**WHAT IS NEEDED**.
Please find all lines in the data that hold the string "JSON" and copy them.

# start of EXERCISE INPUTS

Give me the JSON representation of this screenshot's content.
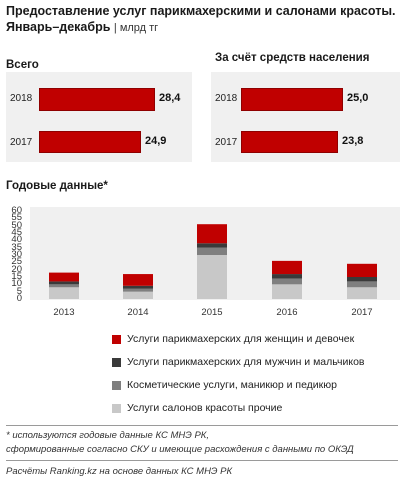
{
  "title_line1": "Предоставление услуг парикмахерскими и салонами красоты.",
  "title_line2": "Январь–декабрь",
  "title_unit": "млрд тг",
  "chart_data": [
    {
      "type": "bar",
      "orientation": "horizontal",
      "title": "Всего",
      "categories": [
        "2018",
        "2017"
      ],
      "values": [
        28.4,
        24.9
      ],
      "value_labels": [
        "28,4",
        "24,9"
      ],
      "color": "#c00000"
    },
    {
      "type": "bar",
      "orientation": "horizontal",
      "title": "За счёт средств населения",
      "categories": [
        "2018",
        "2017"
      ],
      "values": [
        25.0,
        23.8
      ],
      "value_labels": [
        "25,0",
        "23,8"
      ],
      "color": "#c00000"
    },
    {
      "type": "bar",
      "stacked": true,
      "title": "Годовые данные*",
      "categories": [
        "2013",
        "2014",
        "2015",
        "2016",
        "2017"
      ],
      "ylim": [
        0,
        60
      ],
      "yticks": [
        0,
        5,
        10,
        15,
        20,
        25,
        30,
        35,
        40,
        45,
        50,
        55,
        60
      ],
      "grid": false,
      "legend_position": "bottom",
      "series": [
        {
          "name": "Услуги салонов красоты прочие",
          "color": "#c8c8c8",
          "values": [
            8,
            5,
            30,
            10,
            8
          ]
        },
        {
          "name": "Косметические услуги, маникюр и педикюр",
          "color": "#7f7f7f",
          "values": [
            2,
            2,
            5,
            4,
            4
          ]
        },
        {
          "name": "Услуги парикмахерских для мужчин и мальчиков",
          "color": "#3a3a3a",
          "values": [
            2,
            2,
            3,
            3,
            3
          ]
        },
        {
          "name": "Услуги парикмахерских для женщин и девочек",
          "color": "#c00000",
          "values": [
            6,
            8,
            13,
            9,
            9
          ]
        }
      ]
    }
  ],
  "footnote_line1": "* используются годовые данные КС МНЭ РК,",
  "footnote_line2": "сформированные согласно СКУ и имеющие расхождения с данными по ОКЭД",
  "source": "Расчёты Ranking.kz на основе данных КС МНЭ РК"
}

# end of EXERCISE INPUTS
# start of EXERCISE INPUTS

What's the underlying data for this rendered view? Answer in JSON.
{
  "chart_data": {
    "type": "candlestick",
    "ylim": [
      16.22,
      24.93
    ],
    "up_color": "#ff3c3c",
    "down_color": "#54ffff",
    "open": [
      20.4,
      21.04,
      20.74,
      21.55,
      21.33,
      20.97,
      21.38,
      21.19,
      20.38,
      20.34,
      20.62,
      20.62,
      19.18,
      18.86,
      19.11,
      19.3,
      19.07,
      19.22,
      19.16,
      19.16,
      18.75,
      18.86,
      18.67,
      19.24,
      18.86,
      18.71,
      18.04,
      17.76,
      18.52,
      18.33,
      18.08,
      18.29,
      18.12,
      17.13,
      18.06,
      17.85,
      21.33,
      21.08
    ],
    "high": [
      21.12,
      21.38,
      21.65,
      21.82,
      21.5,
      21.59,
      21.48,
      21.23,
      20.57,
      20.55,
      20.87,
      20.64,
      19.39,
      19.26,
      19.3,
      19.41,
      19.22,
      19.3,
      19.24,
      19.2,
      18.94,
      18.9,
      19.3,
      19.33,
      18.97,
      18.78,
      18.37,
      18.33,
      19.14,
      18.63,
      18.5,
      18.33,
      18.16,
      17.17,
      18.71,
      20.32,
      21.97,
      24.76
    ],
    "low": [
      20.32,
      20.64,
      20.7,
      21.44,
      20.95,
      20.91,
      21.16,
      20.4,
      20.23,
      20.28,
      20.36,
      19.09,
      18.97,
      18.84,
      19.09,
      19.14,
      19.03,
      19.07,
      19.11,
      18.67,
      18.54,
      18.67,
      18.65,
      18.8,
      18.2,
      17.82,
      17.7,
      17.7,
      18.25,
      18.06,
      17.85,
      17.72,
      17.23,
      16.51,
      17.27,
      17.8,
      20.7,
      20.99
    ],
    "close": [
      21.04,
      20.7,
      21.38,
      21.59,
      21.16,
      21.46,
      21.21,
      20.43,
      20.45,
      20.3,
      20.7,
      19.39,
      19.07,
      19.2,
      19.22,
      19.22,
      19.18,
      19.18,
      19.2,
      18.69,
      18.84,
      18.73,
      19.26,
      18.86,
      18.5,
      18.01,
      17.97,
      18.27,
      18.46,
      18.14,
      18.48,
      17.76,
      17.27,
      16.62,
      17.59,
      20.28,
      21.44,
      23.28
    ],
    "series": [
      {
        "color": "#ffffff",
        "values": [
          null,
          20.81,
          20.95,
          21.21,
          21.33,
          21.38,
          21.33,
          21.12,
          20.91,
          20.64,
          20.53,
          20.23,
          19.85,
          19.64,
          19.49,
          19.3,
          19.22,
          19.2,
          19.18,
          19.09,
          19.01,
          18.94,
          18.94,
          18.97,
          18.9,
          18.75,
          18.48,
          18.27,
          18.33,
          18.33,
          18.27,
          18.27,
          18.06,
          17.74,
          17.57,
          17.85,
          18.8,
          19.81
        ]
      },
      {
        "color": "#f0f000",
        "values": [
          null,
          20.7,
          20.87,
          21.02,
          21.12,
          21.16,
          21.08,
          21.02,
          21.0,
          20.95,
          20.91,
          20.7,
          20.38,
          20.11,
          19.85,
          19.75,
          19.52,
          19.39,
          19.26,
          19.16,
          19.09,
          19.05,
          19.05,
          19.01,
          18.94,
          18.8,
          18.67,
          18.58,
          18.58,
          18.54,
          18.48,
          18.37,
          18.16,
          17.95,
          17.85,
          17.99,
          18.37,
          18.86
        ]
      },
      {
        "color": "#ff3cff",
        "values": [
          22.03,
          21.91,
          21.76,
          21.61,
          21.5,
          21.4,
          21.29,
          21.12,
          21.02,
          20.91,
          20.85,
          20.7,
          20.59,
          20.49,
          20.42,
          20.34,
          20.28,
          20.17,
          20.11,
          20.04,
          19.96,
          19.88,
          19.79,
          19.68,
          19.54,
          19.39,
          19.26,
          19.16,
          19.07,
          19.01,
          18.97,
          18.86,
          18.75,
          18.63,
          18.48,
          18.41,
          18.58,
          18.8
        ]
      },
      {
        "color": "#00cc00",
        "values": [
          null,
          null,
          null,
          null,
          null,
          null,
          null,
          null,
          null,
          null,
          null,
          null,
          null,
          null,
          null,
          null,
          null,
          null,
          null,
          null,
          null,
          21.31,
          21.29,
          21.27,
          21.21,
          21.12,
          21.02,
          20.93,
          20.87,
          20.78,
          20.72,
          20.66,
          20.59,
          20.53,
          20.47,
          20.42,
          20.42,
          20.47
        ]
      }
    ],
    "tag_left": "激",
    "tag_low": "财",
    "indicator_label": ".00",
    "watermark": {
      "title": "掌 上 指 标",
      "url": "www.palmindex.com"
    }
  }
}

# end of EXERCISE INPUTS

**COMPLETED EXERCISE**.
Give me the JSON representation of this screenshot's content.
What's the underlying data for this rendered view? Answer in JSON.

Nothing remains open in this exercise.